Records about charts and figures
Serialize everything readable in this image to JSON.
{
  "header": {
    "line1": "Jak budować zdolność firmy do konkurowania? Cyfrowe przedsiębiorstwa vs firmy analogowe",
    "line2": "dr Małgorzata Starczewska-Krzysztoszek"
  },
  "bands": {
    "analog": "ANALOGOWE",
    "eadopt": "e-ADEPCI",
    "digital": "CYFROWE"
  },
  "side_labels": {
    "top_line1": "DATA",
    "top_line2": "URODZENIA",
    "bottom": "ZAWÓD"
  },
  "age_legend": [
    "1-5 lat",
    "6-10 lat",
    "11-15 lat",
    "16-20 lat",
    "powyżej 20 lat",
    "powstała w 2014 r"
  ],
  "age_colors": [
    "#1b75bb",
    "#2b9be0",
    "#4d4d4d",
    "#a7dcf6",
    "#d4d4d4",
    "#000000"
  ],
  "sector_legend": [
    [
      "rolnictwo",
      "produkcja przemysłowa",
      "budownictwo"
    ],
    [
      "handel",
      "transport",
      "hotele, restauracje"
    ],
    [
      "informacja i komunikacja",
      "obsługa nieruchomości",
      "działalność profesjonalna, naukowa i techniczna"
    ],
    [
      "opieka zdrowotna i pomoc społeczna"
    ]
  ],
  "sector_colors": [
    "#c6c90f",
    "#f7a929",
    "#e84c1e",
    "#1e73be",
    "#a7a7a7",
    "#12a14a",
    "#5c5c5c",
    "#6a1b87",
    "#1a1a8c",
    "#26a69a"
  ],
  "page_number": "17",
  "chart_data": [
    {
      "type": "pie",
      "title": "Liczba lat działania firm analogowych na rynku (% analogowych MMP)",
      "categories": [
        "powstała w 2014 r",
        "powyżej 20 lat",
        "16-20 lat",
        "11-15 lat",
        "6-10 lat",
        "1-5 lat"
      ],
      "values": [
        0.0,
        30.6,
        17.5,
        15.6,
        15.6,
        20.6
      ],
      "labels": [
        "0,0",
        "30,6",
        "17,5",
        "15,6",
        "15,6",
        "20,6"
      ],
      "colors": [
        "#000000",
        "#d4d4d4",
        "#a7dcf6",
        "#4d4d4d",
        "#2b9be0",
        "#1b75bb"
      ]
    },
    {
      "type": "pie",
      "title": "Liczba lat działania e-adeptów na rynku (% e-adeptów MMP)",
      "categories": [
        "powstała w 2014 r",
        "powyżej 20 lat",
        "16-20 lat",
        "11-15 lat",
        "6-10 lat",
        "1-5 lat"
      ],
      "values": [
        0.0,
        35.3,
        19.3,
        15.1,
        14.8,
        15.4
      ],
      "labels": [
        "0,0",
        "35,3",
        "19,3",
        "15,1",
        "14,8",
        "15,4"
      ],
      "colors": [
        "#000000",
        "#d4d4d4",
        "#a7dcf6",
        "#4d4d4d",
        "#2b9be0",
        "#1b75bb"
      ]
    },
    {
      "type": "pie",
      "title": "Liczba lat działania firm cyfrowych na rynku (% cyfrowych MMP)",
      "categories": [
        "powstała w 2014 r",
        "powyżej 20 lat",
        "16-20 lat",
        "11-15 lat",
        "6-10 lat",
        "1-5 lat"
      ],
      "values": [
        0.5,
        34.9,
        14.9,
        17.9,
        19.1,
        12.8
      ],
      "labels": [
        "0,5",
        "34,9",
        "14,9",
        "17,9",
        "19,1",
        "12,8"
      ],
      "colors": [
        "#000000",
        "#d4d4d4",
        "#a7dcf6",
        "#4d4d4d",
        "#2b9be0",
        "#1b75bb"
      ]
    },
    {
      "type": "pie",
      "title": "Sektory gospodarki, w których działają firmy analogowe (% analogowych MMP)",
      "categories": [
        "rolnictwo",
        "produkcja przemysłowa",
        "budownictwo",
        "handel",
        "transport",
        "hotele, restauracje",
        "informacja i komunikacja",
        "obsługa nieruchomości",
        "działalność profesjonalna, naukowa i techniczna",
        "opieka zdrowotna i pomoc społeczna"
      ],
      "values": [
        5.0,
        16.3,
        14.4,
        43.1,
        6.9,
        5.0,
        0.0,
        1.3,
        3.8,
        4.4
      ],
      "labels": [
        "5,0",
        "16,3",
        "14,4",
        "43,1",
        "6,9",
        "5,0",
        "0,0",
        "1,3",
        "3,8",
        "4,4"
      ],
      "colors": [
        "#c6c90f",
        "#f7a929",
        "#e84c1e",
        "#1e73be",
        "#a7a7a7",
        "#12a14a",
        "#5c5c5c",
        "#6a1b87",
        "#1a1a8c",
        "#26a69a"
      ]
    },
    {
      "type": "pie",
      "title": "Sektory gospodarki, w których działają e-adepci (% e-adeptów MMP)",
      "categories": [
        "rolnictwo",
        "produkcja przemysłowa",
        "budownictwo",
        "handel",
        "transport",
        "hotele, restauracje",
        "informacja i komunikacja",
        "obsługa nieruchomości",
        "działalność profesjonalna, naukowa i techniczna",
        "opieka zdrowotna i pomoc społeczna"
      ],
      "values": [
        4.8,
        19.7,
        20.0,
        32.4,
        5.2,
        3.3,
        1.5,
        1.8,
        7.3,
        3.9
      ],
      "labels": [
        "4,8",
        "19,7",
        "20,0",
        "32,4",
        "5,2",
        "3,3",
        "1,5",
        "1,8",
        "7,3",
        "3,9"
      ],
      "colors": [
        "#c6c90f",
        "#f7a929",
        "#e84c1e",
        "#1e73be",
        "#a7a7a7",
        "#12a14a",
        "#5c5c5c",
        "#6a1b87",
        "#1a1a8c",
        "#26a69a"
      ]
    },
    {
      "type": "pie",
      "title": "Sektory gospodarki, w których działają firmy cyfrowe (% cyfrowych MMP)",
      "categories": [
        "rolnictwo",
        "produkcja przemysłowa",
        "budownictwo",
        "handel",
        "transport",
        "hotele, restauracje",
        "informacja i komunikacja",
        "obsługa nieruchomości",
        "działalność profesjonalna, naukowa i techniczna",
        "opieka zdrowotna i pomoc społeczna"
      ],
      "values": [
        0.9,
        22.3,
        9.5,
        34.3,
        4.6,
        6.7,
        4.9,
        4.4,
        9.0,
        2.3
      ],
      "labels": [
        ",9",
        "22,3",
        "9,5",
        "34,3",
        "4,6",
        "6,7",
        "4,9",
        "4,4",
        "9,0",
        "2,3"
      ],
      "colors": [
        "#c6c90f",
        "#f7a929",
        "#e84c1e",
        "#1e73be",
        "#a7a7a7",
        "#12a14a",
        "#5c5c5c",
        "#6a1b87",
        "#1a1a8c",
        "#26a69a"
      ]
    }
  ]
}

## Problem
Return the listing above word for word.

## Expected answer
Serialize everything readable in this image to JSON.
{
  "header": {
    "line1": "Jak budować zdolność firmy do konkurowania? Cyfrowe przedsiębiorstwa vs firmy analogowe",
    "line2": "dr Małgorzata Starczewska-Krzysztoszek"
  },
  "bands": {
    "analog": "ANALOGOWE",
    "eadopt": "e-ADEPCI",
    "digital": "CYFROWE"
  },
  "side_labels": {
    "top_line1": "DATA",
    "top_line2": "URODZENIA",
    "bottom": "ZAWÓD"
  },
  "age_legend": [
    "1-5 lat",
    "6-10 lat",
    "11-15 lat",
    "16-20 lat",
    "powyżej 20 lat",
    "powstała w 2014 r"
  ],
  "age_colors": [
    "#1b75bb",
    "#2b9be0",
    "#4d4d4d",
    "#a7dcf6",
    "#d4d4d4",
    "#000000"
  ],
  "sector_legend": [
    [
      "rolnictwo",
      "produkcja przemysłowa",
      "budownictwo"
    ],
    [
      "handel",
      "transport",
      "hotele, restauracje"
    ],
    [
      "informacja i komunikacja",
      "obsługa nieruchomości",
      "działalność profesjonalna, naukowa i techniczna"
    ],
    [
      "opieka zdrowotna i pomoc społeczna"
    ]
  ],
  "sector_colors": [
    "#c6c90f",
    "#f7a929",
    "#e84c1e",
    "#1e73be",
    "#a7a7a7",
    "#12a14a",
    "#5c5c5c",
    "#6a1b87",
    "#1a1a8c",
    "#26a69a"
  ],
  "page_number": "17",
  "chart_data": [
    {
      "type": "pie",
      "title": "Liczba lat działania firm analogowych na rynku (% analogowych MMP)",
      "categories": [
        "powstała w 2014 r",
        "powyżej 20 lat",
        "16-20 lat",
        "11-15 lat",
        "6-10 lat",
        "1-5 lat"
      ],
      "values": [
        0.0,
        30.6,
        17.5,
        15.6,
        15.6,
        20.6
      ],
      "labels": [
        "0,0",
        "30,6",
        "17,5",
        "15,6",
        "15,6",
        "20,6"
      ],
      "colors": [
        "#000000",
        "#d4d4d4",
        "#a7dcf6",
        "#4d4d4d",
        "#2b9be0",
        "#1b75bb"
      ]
    },
    {
      "type": "pie",
      "title": "Liczba lat działania e-adeptów na rynku (% e-adeptów MMP)",
      "categories": [
        "powstała w 2014 r",
        "powyżej 20 lat",
        "16-20 lat",
        "11-15 lat",
        "6-10 lat",
        "1-5 lat"
      ],
      "values": [
        0.0,
        35.3,
        19.3,
        15.1,
        14.8,
        15.4
      ],
      "labels": [
        "0,0",
        "35,3",
        "19,3",
        "15,1",
        "14,8",
        "15,4"
      ],
      "colors": [
        "#000000",
        "#d4d4d4",
        "#a7dcf6",
        "#4d4d4d",
        "#2b9be0",
        "#1b75bb"
      ]
    },
    {
      "type": "pie",
      "title": "Liczba lat działania firm cyfrowych na rynku (% cyfrowych MMP)",
      "categories": [
        "powstała w 2014 r",
        "powyżej 20 lat",
        "16-20 lat",
        "11-15 lat",
        "6-10 lat",
        "1-5 lat"
      ],
      "values": [
        0.5,
        34.9,
        14.9,
        17.9,
        19.1,
        12.8
      ],
      "labels": [
        "0,5",
        "34,9",
        "14,9",
        "17,9",
        "19,1",
        "12,8"
      ],
      "colors": [
        "#000000",
        "#d4d4d4",
        "#a7dcf6",
        "#4d4d4d",
        "#2b9be0",
        "#1b75bb"
      ]
    },
    {
      "type": "pie",
      "title": "Sektory gospodarki, w których działają firmy analogowe (% analogowych MMP)",
      "categories": [
        "rolnictwo",
        "produkcja przemysłowa",
        "budownictwo",
        "handel",
        "transport",
        "hotele, restauracje",
        "informacja i komunikacja",
        "obsługa nieruchomości",
        "działalność profesjonalna, naukowa i techniczna",
        "opieka zdrowotna i pomoc społeczna"
      ],
      "values": [
        5.0,
        16.3,
        14.4,
        43.1,
        6.9,
        5.0,
        0.0,
        1.3,
        3.8,
        4.4
      ],
      "labels": [
        "5,0",
        "16,3",
        "14,4",
        "43,1",
        "6,9",
        "5,0",
        "0,0",
        "1,3",
        "3,8",
        "4,4"
      ],
      "colors": [
        "#c6c90f",
        "#f7a929",
        "#e84c1e",
        "#1e73be",
        "#a7a7a7",
        "#12a14a",
        "#5c5c5c",
        "#6a1b87",
        "#1a1a8c",
        "#26a69a"
      ]
    },
    {
      "type": "pie",
      "title": "Sektory gospodarki, w których działają e-adepci (% e-adeptów MMP)",
      "categories": [
        "rolnictwo",
        "produkcja przemysłowa",
        "budownictwo",
        "handel",
        "transport",
        "hotele, restauracje",
        "informacja i komunikacja",
        "obsługa nieruchomości",
        "działalność profesjonalna, naukowa i techniczna",
        "opieka zdrowotna i pomoc społeczna"
      ],
      "values": [
        4.8,
        19.7,
        20.0,
        32.4,
        5.2,
        3.3,
        1.5,
        1.8,
        7.3,
        3.9
      ],
      "labels": [
        "4,8",
        "19,7",
        "20,0",
        "32,4",
        "5,2",
        "3,3",
        "1,5",
        "1,8",
        "7,3",
        "3,9"
      ],
      "colors": [
        "#c6c90f",
        "#f7a929",
        "#e84c1e",
        "#1e73be",
        "#a7a7a7",
        "#12a14a",
        "#5c5c5c",
        "#6a1b87",
        "#1a1a8c",
        "#26a69a"
      ]
    },
    {
      "type": "pie",
      "title": "Sektory gospodarki, w których działają firmy cyfrowe (% cyfrowych MMP)",
      "categories": [
        "rolnictwo",
        "produkcja przemysłowa",
        "budownictwo",
        "handel",
        "transport",
        "hotele, restauracje",
        "informacja i komunikacja",
        "obsługa nieruchomości",
        "działalność profesjonalna, naukowa i techniczna",
        "opieka zdrowotna i pomoc społeczna"
      ],
      "values": [
        0.9,
        22.3,
        9.5,
        34.3,
        4.6,
        6.7,
        4.9,
        4.4,
        9.0,
        2.3
      ],
      "labels": [
        ",9",
        "22,3",
        "9,5",
        "34,3",
        "4,6",
        "6,7",
        "4,9",
        "4,4",
        "9,0",
        "2,3"
      ],
      "colors": [
        "#c6c90f",
        "#f7a929",
        "#e84c1e",
        "#1e73be",
        "#a7a7a7",
        "#12a14a",
        "#5c5c5c",
        "#6a1b87",
        "#1a1a8c",
        "#26a69a"
      ]
    }
  ]
}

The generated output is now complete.